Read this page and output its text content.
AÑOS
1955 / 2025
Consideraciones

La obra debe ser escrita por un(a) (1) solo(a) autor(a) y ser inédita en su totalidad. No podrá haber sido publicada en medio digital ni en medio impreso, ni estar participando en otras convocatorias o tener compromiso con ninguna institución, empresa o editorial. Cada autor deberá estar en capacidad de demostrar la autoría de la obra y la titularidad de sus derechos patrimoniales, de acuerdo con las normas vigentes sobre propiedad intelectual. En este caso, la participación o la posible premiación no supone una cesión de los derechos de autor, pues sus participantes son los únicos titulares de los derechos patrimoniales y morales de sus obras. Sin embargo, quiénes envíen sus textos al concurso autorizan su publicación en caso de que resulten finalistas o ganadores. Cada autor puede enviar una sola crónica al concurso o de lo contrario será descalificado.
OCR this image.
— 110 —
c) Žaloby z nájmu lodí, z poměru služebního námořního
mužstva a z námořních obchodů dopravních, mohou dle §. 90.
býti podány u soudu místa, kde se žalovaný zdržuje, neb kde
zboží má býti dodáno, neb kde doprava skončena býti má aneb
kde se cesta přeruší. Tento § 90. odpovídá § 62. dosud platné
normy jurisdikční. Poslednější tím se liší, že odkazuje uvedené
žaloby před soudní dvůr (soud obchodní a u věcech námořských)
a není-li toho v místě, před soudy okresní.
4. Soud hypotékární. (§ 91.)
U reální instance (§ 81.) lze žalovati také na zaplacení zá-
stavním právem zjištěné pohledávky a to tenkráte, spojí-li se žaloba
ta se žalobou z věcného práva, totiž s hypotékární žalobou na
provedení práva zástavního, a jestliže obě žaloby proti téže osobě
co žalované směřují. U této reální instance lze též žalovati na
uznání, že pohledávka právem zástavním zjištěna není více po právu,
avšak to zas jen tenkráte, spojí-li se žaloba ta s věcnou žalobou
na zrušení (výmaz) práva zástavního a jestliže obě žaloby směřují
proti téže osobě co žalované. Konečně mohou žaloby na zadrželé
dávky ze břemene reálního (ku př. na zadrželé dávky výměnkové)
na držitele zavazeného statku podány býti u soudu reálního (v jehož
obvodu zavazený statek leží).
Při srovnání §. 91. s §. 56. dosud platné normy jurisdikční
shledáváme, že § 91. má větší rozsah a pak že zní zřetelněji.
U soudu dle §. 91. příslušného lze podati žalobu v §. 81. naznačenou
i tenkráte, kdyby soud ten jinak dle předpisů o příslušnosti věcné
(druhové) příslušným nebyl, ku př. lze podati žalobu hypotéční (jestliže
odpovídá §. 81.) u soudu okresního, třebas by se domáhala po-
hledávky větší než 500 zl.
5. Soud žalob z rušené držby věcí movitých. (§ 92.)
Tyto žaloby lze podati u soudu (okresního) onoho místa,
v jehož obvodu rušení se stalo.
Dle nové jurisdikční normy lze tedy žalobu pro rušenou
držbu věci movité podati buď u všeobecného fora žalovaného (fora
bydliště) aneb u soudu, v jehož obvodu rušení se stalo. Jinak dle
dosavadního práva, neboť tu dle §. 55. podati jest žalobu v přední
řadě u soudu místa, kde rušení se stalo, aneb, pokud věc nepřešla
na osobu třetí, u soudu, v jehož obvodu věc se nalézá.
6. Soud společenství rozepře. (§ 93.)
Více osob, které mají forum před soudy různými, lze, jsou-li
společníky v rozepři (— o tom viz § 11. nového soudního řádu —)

▬▬▬▬▬▬▬▬▬▬

▸ **TASK STATEMENT**: Search the preceding listing for "zadrželé" and extract every line where it is found.

▸ **CORRECT OUTPUT**:
proti téže osobě co žalované. Konečně mohou žaloby na zadrželé
dávky ze břemene reálního (ku př. na zadrželé dávky výměnkové)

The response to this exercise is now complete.